Requests:
[1] Can you rewrite the paragraph beginning "There are at least three different ways" from the rotate-array write-up as a short list, keeping its main facts?
[2] Could you copy the entries verbatim, from their very first line through the line containing "cell-destination-interface: port2 xyxy=(464,82,662,119)", both ends included?

Extract to read:
- - -
189. Rotate Array

Given an integer array rotate the array to the right by k steps, where k is non-negative.

There are at least three different ways to solve this problem. Try to do with $\text{O}(1)$ space complexity.

Approach

  • Reverse the all the $n$ elements.

  • Reverse the first $k$ elements.

  • Reverse the remaining $n-k$ elements.

Complexity

  • Time complexity : $\text{O}(n)$

    • We iterate the whole array only once

  • Space complexity : $\text{O}(1)$

    • No extra space is needed

Code

public void rotate(int[] nums, int k) { 
	k %= nums.length; 
	reverse(nums, 0, nums.length - 1); 
	reverse(nums, 0, k - 1); 
	reverse(nums, k, nums.length - 1); 
}

public void reverse(int[] nums, int start, int end) { 
	while (start < end) { 
		int temp = nums[start]; 
		nums[start] = nums[end]; 
		nums[end] = temp; 
		start++; 
		end--; 
	} 
}

Another Approach

Intuition

  • If we double the array (e.g [1,2,3] will become [1,2,3,1,2,3])

    • Rotating array simply means start reading the array after skipping certain step.

Approach

  • First create a new array double the size and copy the complete array twice onto it.
- - -
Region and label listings
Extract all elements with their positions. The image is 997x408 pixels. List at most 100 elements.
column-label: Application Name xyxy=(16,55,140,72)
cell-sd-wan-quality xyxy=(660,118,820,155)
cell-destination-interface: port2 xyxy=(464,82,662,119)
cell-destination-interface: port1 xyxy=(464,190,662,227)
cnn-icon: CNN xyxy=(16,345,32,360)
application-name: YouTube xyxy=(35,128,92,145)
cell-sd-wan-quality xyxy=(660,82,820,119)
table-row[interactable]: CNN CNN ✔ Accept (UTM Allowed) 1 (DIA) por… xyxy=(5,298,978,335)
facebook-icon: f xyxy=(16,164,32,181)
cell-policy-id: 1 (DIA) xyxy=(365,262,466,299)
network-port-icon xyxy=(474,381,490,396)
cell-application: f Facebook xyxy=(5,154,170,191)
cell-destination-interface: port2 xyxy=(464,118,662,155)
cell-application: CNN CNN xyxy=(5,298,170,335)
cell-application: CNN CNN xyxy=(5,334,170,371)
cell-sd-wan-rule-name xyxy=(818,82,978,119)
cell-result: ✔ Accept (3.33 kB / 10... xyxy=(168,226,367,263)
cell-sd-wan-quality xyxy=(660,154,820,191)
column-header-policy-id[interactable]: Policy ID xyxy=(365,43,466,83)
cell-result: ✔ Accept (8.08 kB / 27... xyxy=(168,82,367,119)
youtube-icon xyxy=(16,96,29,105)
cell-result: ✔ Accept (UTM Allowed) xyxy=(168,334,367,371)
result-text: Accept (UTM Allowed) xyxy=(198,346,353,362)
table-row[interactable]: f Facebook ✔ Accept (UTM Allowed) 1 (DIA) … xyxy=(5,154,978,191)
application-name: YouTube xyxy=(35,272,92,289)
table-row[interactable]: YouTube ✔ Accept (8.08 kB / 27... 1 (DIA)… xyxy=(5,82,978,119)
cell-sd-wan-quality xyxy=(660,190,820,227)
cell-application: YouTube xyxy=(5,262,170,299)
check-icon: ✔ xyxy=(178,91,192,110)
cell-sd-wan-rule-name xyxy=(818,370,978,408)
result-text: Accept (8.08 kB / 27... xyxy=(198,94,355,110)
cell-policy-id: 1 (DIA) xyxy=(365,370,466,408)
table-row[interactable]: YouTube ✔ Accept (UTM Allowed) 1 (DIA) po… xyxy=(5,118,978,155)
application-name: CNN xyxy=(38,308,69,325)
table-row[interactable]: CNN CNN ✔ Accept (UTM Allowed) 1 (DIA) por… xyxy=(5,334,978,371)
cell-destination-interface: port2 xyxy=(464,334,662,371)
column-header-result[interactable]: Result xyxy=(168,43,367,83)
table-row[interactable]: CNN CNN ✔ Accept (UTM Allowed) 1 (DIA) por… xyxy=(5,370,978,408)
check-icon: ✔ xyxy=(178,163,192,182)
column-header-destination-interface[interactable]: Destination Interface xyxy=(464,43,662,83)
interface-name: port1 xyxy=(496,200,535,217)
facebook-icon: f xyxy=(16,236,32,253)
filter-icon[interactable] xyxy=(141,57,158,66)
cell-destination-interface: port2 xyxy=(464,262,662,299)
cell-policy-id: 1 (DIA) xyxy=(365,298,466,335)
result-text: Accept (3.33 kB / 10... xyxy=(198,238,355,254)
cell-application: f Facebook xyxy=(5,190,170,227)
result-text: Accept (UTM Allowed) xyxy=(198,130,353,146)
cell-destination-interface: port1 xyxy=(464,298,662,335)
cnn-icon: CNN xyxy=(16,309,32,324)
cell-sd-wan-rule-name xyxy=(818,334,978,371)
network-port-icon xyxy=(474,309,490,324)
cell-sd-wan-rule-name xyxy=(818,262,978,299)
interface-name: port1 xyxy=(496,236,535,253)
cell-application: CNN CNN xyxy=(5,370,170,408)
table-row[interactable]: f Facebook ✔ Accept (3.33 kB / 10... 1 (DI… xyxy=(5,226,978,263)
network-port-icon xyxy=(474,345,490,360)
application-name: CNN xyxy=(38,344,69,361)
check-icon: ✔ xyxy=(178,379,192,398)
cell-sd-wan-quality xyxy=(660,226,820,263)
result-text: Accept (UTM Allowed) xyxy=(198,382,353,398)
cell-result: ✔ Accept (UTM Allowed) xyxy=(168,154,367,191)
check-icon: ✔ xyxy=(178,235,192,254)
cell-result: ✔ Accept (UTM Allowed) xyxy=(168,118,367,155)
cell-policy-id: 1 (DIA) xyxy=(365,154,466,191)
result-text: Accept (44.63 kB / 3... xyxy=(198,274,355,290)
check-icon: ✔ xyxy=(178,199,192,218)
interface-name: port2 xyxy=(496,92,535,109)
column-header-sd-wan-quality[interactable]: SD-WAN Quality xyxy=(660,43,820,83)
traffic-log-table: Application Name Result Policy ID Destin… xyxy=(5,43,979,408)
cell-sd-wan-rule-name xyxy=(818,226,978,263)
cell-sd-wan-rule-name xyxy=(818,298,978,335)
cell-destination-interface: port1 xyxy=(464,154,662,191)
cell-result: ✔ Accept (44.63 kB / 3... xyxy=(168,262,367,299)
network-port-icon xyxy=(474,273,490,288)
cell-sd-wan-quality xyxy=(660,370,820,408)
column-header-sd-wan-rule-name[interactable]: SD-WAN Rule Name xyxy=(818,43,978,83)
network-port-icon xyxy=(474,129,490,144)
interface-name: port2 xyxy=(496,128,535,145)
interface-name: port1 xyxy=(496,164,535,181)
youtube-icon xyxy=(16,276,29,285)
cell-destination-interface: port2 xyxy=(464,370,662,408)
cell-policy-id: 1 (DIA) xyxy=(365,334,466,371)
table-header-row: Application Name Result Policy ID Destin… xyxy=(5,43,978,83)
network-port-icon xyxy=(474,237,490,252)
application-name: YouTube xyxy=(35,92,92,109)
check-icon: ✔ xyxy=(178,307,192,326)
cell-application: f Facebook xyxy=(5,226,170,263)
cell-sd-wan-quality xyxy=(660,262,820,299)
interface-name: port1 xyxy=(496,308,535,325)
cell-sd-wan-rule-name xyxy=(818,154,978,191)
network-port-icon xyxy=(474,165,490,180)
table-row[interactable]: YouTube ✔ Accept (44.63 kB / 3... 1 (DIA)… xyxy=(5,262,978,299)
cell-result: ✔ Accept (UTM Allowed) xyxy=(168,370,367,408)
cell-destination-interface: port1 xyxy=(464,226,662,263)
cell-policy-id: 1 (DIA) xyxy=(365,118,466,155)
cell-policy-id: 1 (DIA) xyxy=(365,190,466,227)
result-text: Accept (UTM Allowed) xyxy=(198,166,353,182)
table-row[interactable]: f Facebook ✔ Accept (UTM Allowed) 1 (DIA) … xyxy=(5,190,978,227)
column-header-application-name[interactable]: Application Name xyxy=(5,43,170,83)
- - -
Responses to the exercise:
[1]
- The problem has at least three different solutions.
- Aim for O(1) space complexity.

[2]
Extract all elements with their positions. The image is 997x408 pixels. List at most 100 elements.
column-label: Application Name xyxy=(16,55,140,72)
cell-sd-wan-quality xyxy=(660,118,820,155)
cell-destination-interface: port2 xyxy=(464,82,662,119)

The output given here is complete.